# [AVAILABLE DATA]
=======
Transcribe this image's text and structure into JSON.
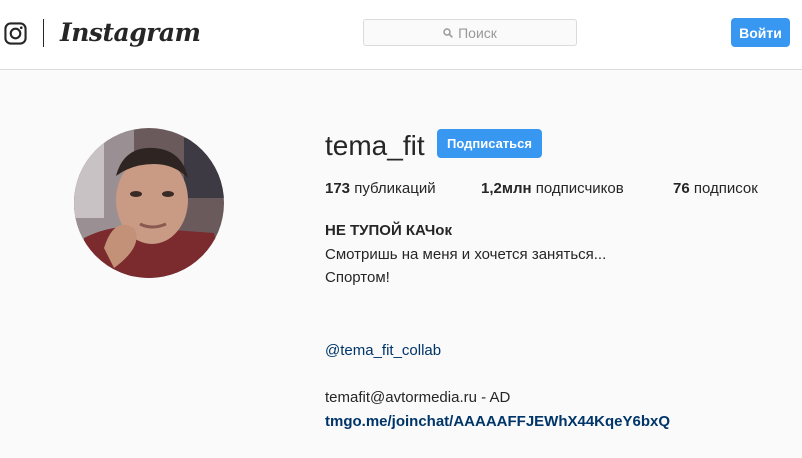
{
  "header": {
    "brand": "Instagram",
    "search_placeholder": "Поиск",
    "login_label": "Войти"
  },
  "profile": {
    "username": "tema_fit",
    "follow_label": "Подписаться",
    "stats": {
      "posts_count": "173",
      "posts_label": "публикаций",
      "followers_count": "1,2млн",
      "followers_label": "подписчиков",
      "following_count": "76",
      "following_label": "подписок"
    },
    "bio": {
      "name": "НЕ ТУПОЙ КАЧок",
      "line1": "Смотришь на меня и хочется заняться...",
      "line2": "Спортом!",
      "mention": "@tema_fit_collab",
      "email": "temafit@avtormedia.ru - AD",
      "link": "tmgo.me/joinchat/AAAAAFFJEWhX44KqeY6bxQ"
    }
  }
}
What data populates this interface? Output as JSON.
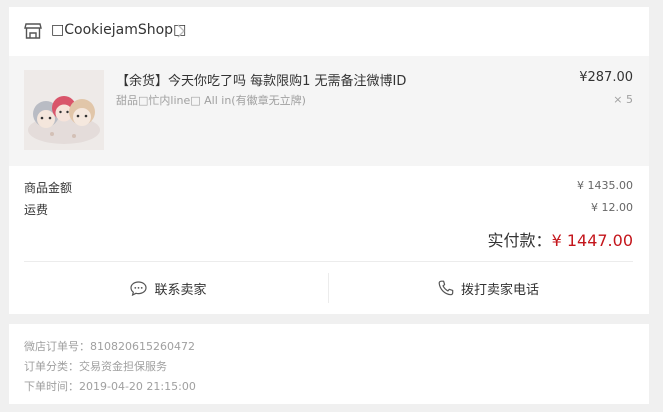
{
  "shop": {
    "name": "□CookiejamShop□",
    "icon": "shop-icon",
    "link_icon": "chevron-right-icon"
  },
  "item": {
    "title": "【余货】今天你吃了吗 每款限购1 无需备注微博ID",
    "spec": "甜品□忙内line□ All in(有徽章无立牌)",
    "price": "¥287.00",
    "quantity": "× 5"
  },
  "summary": {
    "goods_label": "商品金额",
    "goods_value": "¥ 1435.00",
    "shipping_label": "运费",
    "shipping_value": "¥ 12.00",
    "total_label": "实付款：",
    "total_value": "¥ 1447.00"
  },
  "actions": {
    "contact_label": "联系卖家",
    "contact_icon": "chat-bubble-icon",
    "call_label": "拨打卖家电话",
    "call_icon": "phone-icon"
  },
  "meta": {
    "order_no": "微店订单号：810820615260472",
    "category": "订单分类：交易资金担保服务",
    "order_time": "下单时间：2019-04-20 21:15:00"
  },
  "colors": {
    "accent_red": "#c4161c",
    "muted_text": "#a0a0a0",
    "background": "#f0f0f0"
  }
}
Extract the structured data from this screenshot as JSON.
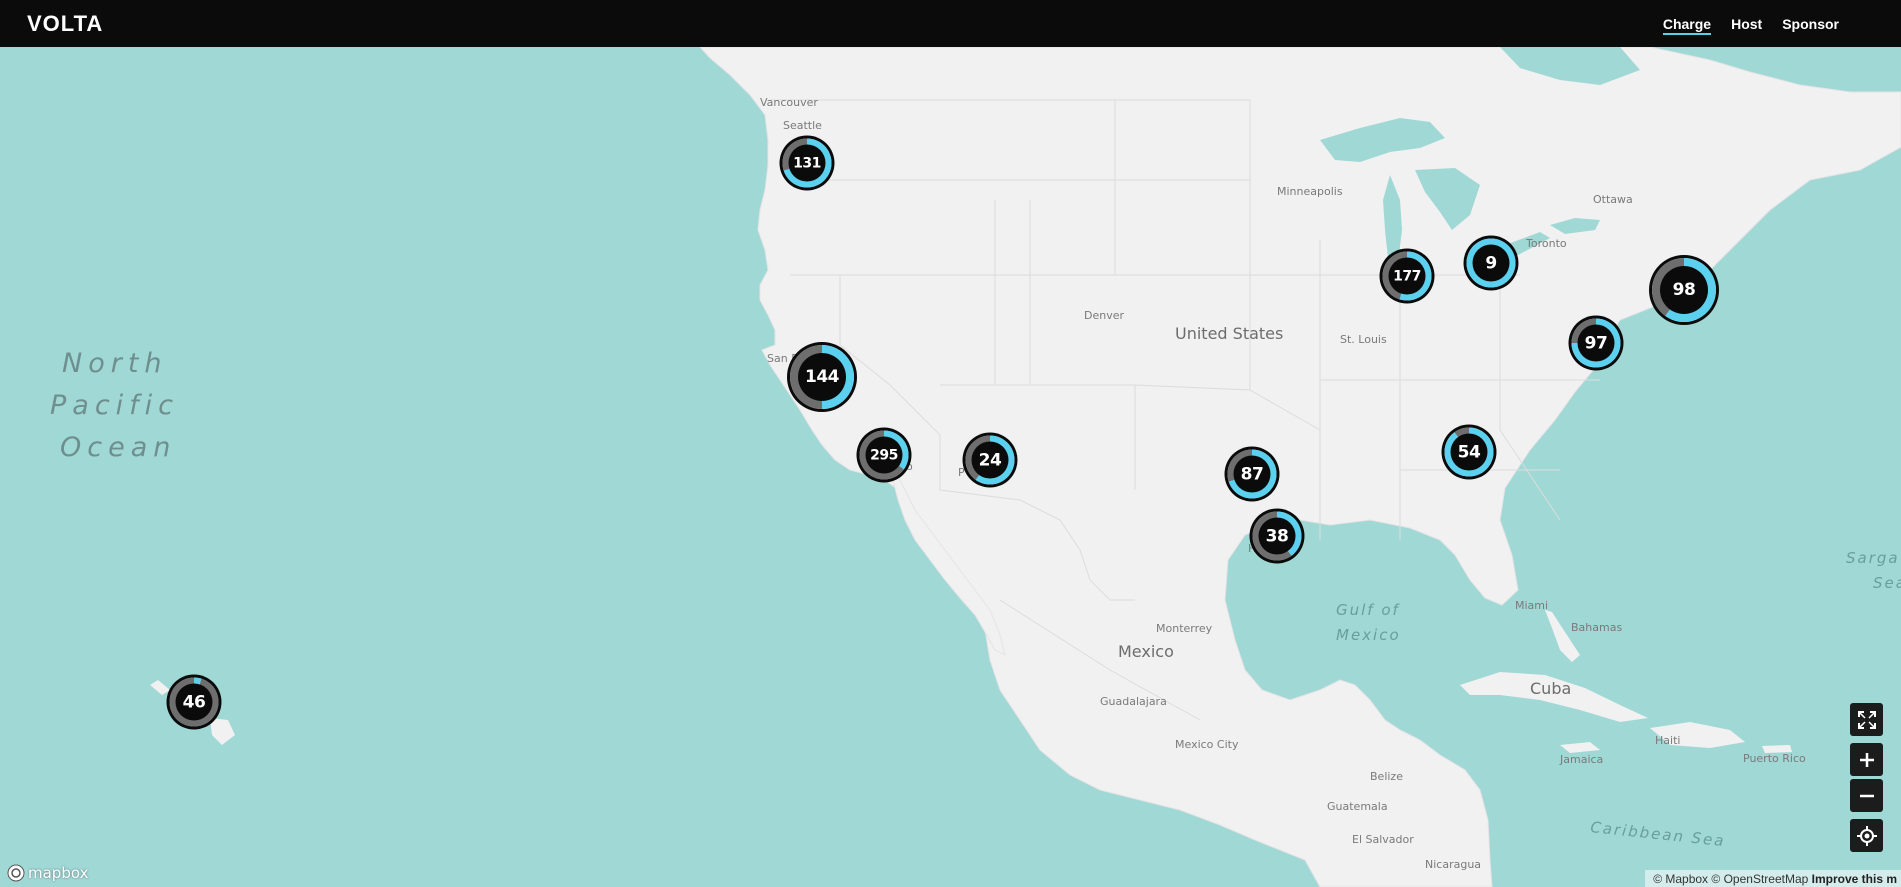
{
  "header": {
    "logo": "VOLTA",
    "nav": [
      {
        "label": "Charge",
        "active": true
      },
      {
        "label": "Host",
        "active": false
      },
      {
        "label": "Sponsor",
        "active": false
      }
    ]
  },
  "map": {
    "ocean_label_lines": [
      "North",
      "Pacific",
      "Ocean"
    ],
    "labels": {
      "vancouver": "Vancouver",
      "seattle": "Seattle",
      "minneapolis": "Minneapolis",
      "ottawa": "Ottawa",
      "toronto": "Toronto",
      "denver": "Denver",
      "united_states": "United States",
      "st_louis": "St. Louis",
      "san_fr": "San Fr",
      "ph": "P",
      "co": "o",
      "h": "H",
      "gulf_line1": "Gulf of",
      "gulf_line2": "Mexico",
      "miami": "Miami",
      "bahamas": "Bahamas",
      "monterrey": "Monterrey",
      "mexico": "Mexico",
      "guadalajara": "Guadalajara",
      "mexico_city": "Mexico City",
      "cuba": "Cuba",
      "haiti": "Haiti",
      "jamaica": "Jamaica",
      "puerto_rico": "Puerto Rico",
      "belize": "Belize",
      "guatemala": "Guatemala",
      "el_salvador": "El Salvador",
      "nicaragua": "Nicaragua",
      "caribbean_sea": "Caribbean Sea",
      "sargasso_line1": "Sarga",
      "sargasso_line2": "Sea"
    }
  },
  "clusters": [
    {
      "id": "seattle",
      "count": "131",
      "available_fraction": 0.7
    },
    {
      "id": "bay-area",
      "count": "144",
      "available_fraction": 0.5
    },
    {
      "id": "los-angeles",
      "count": "295",
      "available_fraction": 0.35
    },
    {
      "id": "phoenix",
      "count": "24",
      "available_fraction": 0.6
    },
    {
      "id": "hawaii",
      "count": "46",
      "available_fraction": 0.05
    },
    {
      "id": "chicago",
      "count": "177",
      "available_fraction": 0.55
    },
    {
      "id": "michigan",
      "count": "9",
      "available_fraction": 1.0
    },
    {
      "id": "northeast",
      "count": "98",
      "available_fraction": 0.6
    },
    {
      "id": "dc",
      "count": "97",
      "available_fraction": 0.75
    },
    {
      "id": "atlanta",
      "count": "54",
      "available_fraction": 0.9
    },
    {
      "id": "dallas",
      "count": "87",
      "available_fraction": 0.7
    },
    {
      "id": "houston",
      "count": "38",
      "available_fraction": 0.4
    }
  ],
  "colors": {
    "available": "#5bd0ef",
    "unavailable": "#6e6e6e",
    "ring_outline": "#0b0b0b",
    "water": "#a0d8d6",
    "land": "#f1f1f1"
  },
  "controls": [
    {
      "id": "fullscreen",
      "icon": "fullscreen-icon"
    },
    {
      "id": "zoom-in",
      "icon": "plus-icon"
    },
    {
      "id": "zoom-out",
      "icon": "minus-icon"
    },
    {
      "id": "geolocate",
      "icon": "crosshair-icon"
    }
  ],
  "attribution": {
    "mapbox_logo": "mapbox",
    "mapbox_link": "© Mapbox",
    "osm_link": "© OpenStreetMap",
    "improve": "Improve this m"
  }
}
=======
# [WHAT YOU HAVE TO DO]
From start to finish, output the listing exactly, but omit its pictures.

# [EXPECTED OUTPUT]
Transcribe this image's text and structure into JSON.
{
  "header": {
    "brand": "Instagram",
    "search_placeholder": "Поиск",
    "login_label": "Войти"
  },
  "profile": {
    "username": "tema_fit",
    "follow_label": "Подписаться",
    "stats": {
      "posts_count": "173",
      "posts_label": "публикаций",
      "followers_count": "1,2млн",
      "followers_label": "подписчиков",
      "following_count": "76",
      "following_label": "подписок"
    },
    "bio": {
      "name": "НЕ ТУПОЙ КАЧок",
      "line1": "Смотришь на меня и хочется заняться...",
      "line2": "Спортом!",
      "mention": "@tema_fit_collab",
      "email": "temafit@avtormedia.ru - AD",
      "link": "tmgo.me/joinchat/AAAAAFFJEWhX44KqeY6bxQ"
    }
  }
}
What data populates this interface? Output as JSON.
{
  "shop": {
    "name": "□CookiejamShop□",
    "icon": "shop-icon",
    "link_icon": "chevron-right-icon"
  },
  "item": {
    "title": "【余货】今天你吃了吗 每款限购1 无需备注微博ID",
    "spec": "甜品□忙内line□ All in(有徽章无立牌)",
    "price": "¥287.00",
    "quantity": "× 5"
  },
  "summary": {
    "goods_label": "商品金额",
    "goods_value": "¥ 1435.00",
    "shipping_label": "运费",
    "shipping_value": "¥ 12.00",
    "total_label": "实付款：",
    "total_value": "¥ 1447.00"
  },
  "actions": {
    "contact_label": "联系卖家",
    "contact_icon": "chat-bubble-icon",
    "call_label": "拨打卖家电话",
    "call_icon": "phone-icon"
  },
  "meta": {
    "order_no": "微店订单号：810820615260472",
    "category": "订单分类：交易资金担保服务",
    "order_time": "下单时间：2019-04-20 21:15:00"
  },
  "colors": {
    "accent_red": "#c4161c",
    "muted_text": "#a0a0a0",
    "background": "#f0f0f0"
  }
}
Extract the structured data from this screenshot as JSON.
{
  "header": {
    "logo": "VOLTA",
    "nav": [
      {
        "label": "Charge",
        "active": true
      },
      {
        "label": "Host",
        "active": false
      },
      {
        "label": "Sponsor",
        "active": false
      }
    ]
  },
  "map": {
    "ocean_label_lines": [
      "North",
      "Pacific",
      "Ocean"
    ],
    "labels": {
      "vancouver": "Vancouver",
      "seattle": "Seattle",
      "minneapolis": "Minneapolis",
      "ottawa": "Ottawa",
      "toronto": "Toronto",
      "denver": "Denver",
      "united_states": "United States",
      "st_louis": "St. Louis",
      "san_fr": "San Fr",
      "ph": "P",
      "co": "o",
      "h": "H",
      "gulf_line1": "Gulf of",
      "gulf_line2": "Mexico",
      "miami": "Miami",
      "bahamas": "Bahamas",
      "monterrey": "Monterrey",
      "mexico": "Mexico",
      "guadalajara": "Guadalajara",
      "mexico_city": "Mexico City",
      "cuba": "Cuba",
      "haiti": "Haiti",
      "jamaica": "Jamaica",
      "puerto_rico": "Puerto Rico",
      "belize": "Belize",
      "guatemala": "Guatemala",
      "el_salvador": "El Salvador",
      "nicaragua": "Nicaragua",
      "caribbean_sea": "Caribbean Sea",
      "sargasso_line1": "Sarga",
      "sargasso_line2": "Sea"
    }
  },
  "clusters": [
    {
      "id": "seattle",
      "count": "131",
      "available_fraction": 0.7
    },
    {
      "id": "bay-area",
      "count": "144",
      "available_fraction": 0.5
    },
    {
      "id": "los-angeles",
      "count": "295",
      "available_fraction": 0.35
    },
    {
      "id": "phoenix",
      "count": "24",
      "available_fraction": 0.6
    },
    {
      "id": "hawaii",
      "count": "46",
      "available_fraction": 0.05
    },
    {
      "id": "chicago",
      "count": "177",
      "available_fraction": 0.55
    },
    {
      "id": "michigan",
      "count": "9",
      "available_fraction": 1.0
    },
    {
      "id": "northeast",
      "count": "98",
      "available_fraction": 0.6
    },
    {
      "id": "dc",
      "count": "97",
      "available_fraction": 0.75
    },
    {
      "id": "atlanta",
      "count": "54",
      "available_fraction": 0.9
    },
    {
      "id": "dallas",
      "count": "87",
      "available_fraction": 0.7
    },
    {
      "id": "houston",
      "count": "38",
      "available_fraction": 0.4
    }
  ],
  "colors": {
    "available": "#5bd0ef",
    "unavailable": "#6e6e6e",
    "ring_outline": "#0b0b0b",
    "water": "#a0d8d6",
    "land": "#f1f1f1"
  },
  "controls": [
    {
      "id": "fullscreen",
      "icon": "fullscreen-icon"
    },
    {
      "id": "zoom-in",
      "icon": "plus-icon"
    },
    {
      "id": "zoom-out",
      "icon": "minus-icon"
    },
    {
      "id": "geolocate",
      "icon": "crosshair-icon"
    }
  ],
  "attribution": {
    "mapbox_logo": "mapbox",
    "mapbox_link": "© Mapbox",
    "osm_link": "© OpenStreetMap",
    "improve": "Improve this m"
  }
}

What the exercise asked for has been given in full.